Brief → Copy each line exactly. Leave nothing out.
** start Records provided **
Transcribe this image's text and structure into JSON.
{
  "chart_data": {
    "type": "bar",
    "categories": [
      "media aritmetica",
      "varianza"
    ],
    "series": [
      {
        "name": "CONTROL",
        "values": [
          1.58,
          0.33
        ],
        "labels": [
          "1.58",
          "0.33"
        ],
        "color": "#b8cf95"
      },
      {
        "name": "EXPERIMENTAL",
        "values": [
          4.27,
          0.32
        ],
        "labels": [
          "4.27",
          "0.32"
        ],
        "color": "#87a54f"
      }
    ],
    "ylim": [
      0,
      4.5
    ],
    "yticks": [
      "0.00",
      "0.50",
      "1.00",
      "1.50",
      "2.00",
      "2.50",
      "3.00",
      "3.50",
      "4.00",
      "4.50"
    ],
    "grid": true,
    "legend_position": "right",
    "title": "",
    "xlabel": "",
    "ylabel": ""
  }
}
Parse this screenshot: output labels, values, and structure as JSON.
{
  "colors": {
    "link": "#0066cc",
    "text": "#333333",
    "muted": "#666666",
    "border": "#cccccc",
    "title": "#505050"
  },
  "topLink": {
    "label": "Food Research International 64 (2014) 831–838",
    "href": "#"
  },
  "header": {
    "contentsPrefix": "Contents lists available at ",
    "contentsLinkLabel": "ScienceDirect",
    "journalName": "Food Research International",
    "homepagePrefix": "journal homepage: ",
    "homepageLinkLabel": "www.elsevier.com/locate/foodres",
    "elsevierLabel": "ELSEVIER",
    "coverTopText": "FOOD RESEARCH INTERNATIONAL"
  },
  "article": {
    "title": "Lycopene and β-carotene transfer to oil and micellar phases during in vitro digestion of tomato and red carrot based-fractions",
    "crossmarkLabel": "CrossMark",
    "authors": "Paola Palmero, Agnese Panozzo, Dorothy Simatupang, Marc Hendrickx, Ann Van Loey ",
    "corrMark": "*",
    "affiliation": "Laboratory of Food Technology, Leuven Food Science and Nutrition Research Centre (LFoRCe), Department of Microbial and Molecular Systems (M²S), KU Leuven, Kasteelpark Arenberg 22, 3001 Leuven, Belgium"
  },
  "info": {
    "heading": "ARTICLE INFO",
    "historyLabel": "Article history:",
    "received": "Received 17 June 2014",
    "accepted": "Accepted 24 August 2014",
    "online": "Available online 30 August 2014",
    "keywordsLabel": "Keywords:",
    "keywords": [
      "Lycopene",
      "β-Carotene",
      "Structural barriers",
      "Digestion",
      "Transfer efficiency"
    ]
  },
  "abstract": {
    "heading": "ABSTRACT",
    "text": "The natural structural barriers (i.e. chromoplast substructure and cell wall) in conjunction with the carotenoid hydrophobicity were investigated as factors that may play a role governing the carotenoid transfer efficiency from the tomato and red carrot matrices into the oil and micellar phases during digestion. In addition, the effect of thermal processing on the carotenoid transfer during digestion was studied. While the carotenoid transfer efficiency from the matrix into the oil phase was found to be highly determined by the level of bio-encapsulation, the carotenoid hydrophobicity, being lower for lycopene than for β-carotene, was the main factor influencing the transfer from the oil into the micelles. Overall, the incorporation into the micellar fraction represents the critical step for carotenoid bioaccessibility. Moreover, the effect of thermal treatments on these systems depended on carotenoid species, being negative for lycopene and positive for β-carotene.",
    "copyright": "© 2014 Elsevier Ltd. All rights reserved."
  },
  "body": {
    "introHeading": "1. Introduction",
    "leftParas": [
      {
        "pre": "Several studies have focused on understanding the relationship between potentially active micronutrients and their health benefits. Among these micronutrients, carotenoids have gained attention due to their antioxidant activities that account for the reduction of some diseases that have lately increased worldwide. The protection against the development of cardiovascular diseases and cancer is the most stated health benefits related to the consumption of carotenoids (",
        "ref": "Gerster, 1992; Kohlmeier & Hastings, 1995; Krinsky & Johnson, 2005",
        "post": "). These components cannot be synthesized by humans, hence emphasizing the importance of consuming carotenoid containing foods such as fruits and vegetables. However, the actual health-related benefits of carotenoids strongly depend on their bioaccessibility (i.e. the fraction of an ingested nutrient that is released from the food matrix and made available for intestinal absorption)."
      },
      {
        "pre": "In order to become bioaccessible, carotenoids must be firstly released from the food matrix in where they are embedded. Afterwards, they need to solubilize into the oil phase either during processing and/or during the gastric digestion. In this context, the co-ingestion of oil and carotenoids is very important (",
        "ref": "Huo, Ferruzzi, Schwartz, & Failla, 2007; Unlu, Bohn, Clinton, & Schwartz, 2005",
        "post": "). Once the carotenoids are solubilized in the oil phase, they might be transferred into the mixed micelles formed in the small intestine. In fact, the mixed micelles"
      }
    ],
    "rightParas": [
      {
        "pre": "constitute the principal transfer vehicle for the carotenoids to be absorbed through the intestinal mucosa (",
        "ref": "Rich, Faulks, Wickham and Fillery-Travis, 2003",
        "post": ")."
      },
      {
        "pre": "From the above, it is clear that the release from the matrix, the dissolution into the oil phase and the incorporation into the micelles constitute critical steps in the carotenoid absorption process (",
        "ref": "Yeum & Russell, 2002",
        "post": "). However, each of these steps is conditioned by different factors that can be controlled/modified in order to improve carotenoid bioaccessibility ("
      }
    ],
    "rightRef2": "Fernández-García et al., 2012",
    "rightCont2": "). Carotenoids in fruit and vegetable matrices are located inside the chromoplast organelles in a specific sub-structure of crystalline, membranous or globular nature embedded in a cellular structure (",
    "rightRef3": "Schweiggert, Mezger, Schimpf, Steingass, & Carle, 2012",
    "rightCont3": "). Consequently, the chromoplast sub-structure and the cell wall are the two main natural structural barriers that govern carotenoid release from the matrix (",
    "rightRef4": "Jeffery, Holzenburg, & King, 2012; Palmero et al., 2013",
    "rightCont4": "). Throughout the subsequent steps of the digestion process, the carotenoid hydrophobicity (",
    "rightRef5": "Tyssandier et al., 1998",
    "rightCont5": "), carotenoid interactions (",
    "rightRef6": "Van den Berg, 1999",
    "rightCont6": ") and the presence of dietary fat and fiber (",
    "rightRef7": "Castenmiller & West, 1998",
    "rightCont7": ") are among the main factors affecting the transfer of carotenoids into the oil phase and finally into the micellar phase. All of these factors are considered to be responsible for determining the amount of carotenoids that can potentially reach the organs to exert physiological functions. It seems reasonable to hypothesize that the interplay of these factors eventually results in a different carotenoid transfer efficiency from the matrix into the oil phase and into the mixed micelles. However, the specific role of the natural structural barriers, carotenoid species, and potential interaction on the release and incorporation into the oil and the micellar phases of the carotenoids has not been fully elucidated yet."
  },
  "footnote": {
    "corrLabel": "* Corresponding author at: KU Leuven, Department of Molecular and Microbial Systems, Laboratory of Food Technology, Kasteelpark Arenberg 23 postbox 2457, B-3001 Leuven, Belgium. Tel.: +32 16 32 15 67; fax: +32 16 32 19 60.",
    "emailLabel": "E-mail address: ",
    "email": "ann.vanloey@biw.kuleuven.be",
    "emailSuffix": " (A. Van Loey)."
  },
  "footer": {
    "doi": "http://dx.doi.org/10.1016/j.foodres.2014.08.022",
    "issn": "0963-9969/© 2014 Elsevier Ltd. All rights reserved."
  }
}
** end Records provided **
Task solution →
Transcribe this image's text and structure into JSON.
{
  "chart_data": {
    "type": "bar",
    "categories": [
      "media aritmetica",
      "varianza"
    ],
    "series": [
      {
        "name": "CONTROL",
        "values": [
          1.58,
          0.33
        ],
        "labels": [
          "1.58",
          "0.33"
        ],
        "color": "#b8cf95"
      },
      {
        "name": "EXPERIMENTAL",
        "values": [
          4.27,
          0.32
        ],
        "labels": [
          "4.27",
          "0.32"
        ],
        "color": "#87a54f"
      }
    ],
    "ylim": [
      0,
      4.5
    ],
    "yticks": [
      "0.00",
      "0.50",
      "1.00",
      "1.50",
      "2.00",
      "2.50",
      "3.00",
      "3.50",
      "4.00",
      "4.50"
    ],
    "grid": true,
    "legend_position": "right",
    "title": "",
    "xlabel": "",
    "ylabel": ""
  }
}
Parse this screenshot: output labels, values, and structure as JSON.
{
  "colors": {
    "link": "#0066cc",
    "text": "#333333",
    "muted": "#666666",
    "border": "#cccccc",
    "title": "#505050"
  },
  "topLink": {
    "label": "Food Research International 64 (2014) 831–838",
    "href": "#"
  },
  "header": {
    "contentsPrefix": "Contents lists available at ",
    "contentsLinkLabel": "ScienceDirect",
    "journalName": "Food Research International",
    "homepagePrefix": "journal homepage: ",
    "homepageLinkLabel": "www.elsevier.com/locate/foodres",
    "elsevierLabel": "ELSEVIER",
    "coverTopText": "FOOD RESEARCH INTERNATIONAL"
  },
  "article": {
    "title": "Lycopene and β-carotene transfer to oil and micellar phases during in vitro digestion of tomato and red carrot based-fractions",
    "crossmarkLabel": "CrossMark",
    "authors": "Paola Palmero, Agnese Panozzo, Dorothy Simatupang, Marc Hendrickx, Ann Van Loey ",
    "corrMark": "*",
    "affiliation": "Laboratory of Food Technology, Leuven Food Science and Nutrition Research Centre (LFoRCe), Department of Microbial and Molecular Systems (M²S), KU Leuven, Kasteelpark Arenberg 22, 3001 Leuven, Belgium"
  },
  "info": {
    "heading": "ARTICLE INFO",
    "historyLabel": "Article history:",
    "received": "Received 17 June 2014",
    "accepted": "Accepted 24 August 2014",
    "online": "Available online 30 August 2014",
    "keywordsLabel": "Keywords:",
    "keywords": [
      "Lycopene",
      "β-Carotene",
      "Structural barriers",
      "Digestion",
      "Transfer efficiency"
    ]
  },
  "abstract": {
    "heading": "ABSTRACT",
    "text": "The natural structural barriers (i.e. chromoplast substructure and cell wall) in conjunction with the carotenoid hydrophobicity were investigated as factors that may play a role governing the carotenoid transfer efficiency from the tomato and red carrot matrices into the oil and micellar phases during digestion. In addition, the effect of thermal processing on the carotenoid transfer during digestion was studied. While the carotenoid transfer efficiency from the matrix into the oil phase was found to be highly determined by the level of bio-encapsulation, the carotenoid hydrophobicity, being lower for lycopene than for β-carotene, was the main factor influencing the transfer from the oil into the micelles. Overall, the incorporation into the micellar fraction represents the critical step for carotenoid bioaccessibility. Moreover, the effect of thermal treatments on these systems depended on carotenoid species, being negative for lycopene and positive for β-carotene.",
    "copyright": "© 2014 Elsevier Ltd. All rights reserved."
  },
  "body": {
    "introHeading": "1. Introduction",
    "leftParas": [
      {
        "pre": "Several studies have focused on understanding the relationship between potentially active micronutrients and their health benefits. Among these micronutrients, carotenoids have gained attention due to their antioxidant activities that account for the reduction of some diseases that have lately increased worldwide. The protection against the development of cardiovascular diseases and cancer is the most stated health benefits related to the consumption of carotenoids (",
        "ref": "Gerster, 1992; Kohlmeier & Hastings, 1995; Krinsky & Johnson, 2005",
        "post": "). These components cannot be synthesized by humans, hence emphasizing the importance of consuming carotenoid containing foods such as fruits and vegetables. However, the actual health-related benefits of carotenoids strongly depend on their bioaccessibility (i.e. the fraction of an ingested nutrient that is released from the food matrix and made available for intestinal absorption)."
      },
      {
        "pre": "In order to become bioaccessible, carotenoids must be firstly released from the food matrix in where they are embedded. Afterwards, they need to solubilize into the oil phase either during processing and/or during the gastric digestion. In this context, the co-ingestion of oil and carotenoids is very important (",
        "ref": "Huo, Ferruzzi, Schwartz, & Failla, 2007; Unlu, Bohn, Clinton, & Schwartz, 2005",
        "post": "). Once the carotenoids are solubilized in the oil phase, they might be transferred into the mixed micelles formed in the small intestine. In fact, the mixed micelles"
      }
    ],
    "rightParas": [
      {
        "pre": "constitute the principal transfer vehicle for the carotenoids to be absorbed through the intestinal mucosa (",
        "ref": "Rich, Faulks, Wickham and Fillery-Travis, 2003",
        "post": ")."
      },
      {
        "pre": "From the above, it is clear that the release from the matrix, the dissolution into the oil phase and the incorporation into the micelles constitute critical steps in the carotenoid absorption process (",
        "ref": "Yeum & Russell, 2002",
        "post": "). However, each of these steps is conditioned by different factors that can be controlled/modified in order to improve carotenoid bioaccessibility ("
      }
    ],
    "rightRef2": "Fernández-García et al., 2012",
    "rightCont2": "). Carotenoids in fruit and vegetable matrices are located inside the chromoplast organelles in a specific sub-structure of crystalline, membranous or globular nature embedded in a cellular structure (",
    "rightRef3": "Schweiggert, Mezger, Schimpf, Steingass, & Carle, 2012",
    "rightCont3": "). Consequently, the chromoplast sub-structure and the cell wall are the two main natural structural barriers that govern carotenoid release from the matrix (",
    "rightRef4": "Jeffery, Holzenburg, & King, 2012; Palmero et al., 2013",
    "rightCont4": "). Throughout the subsequent steps of the digestion process, the carotenoid hydrophobicity (",
    "rightRef5": "Tyssandier et al., 1998",
    "rightCont5": "), carotenoid interactions (",
    "rightRef6": "Van den Berg, 1999",
    "rightCont6": ") and the presence of dietary fat and fiber (",
    "rightRef7": "Castenmiller & West, 1998",
    "rightCont7": ") are among the main factors affecting the transfer of carotenoids into the oil phase and finally into the micellar phase. All of these factors are considered to be responsible for determining the amount of carotenoids that can potentially reach the organs to exert physiological functions. It seems reasonable to hypothesize that the interplay of these factors eventually results in a different carotenoid transfer efficiency from the matrix into the oil phase and into the mixed micelles. However, the specific role of the natural structural barriers, carotenoid species, and potential interaction on the release and incorporation into the oil and the micellar phases of the carotenoids has not been fully elucidated yet."
  },
  "footnote": {
    "corrLabel": "* Corresponding author at: KU Leuven, Department of Molecular and Microbial Systems, Laboratory of Food Technology, Kasteelpark Arenberg 23 postbox 2457, B-3001 Leuven, Belgium. Tel.: +32 16 32 15 67; fax: +32 16 32 19 60.",
    "emailLabel": "E-mail address: ",
    "email": "ann.vanloey@biw.kuleuven.be",
    "emailSuffix": " (A. Van Loey)."
  },
  "footer": {
    "doi": "http://dx.doi.org/10.1016/j.foodres.2014.08.022",
    "issn": "0963-9969/© 2014 Elsevier Ltd. All rights reserved."
  }
}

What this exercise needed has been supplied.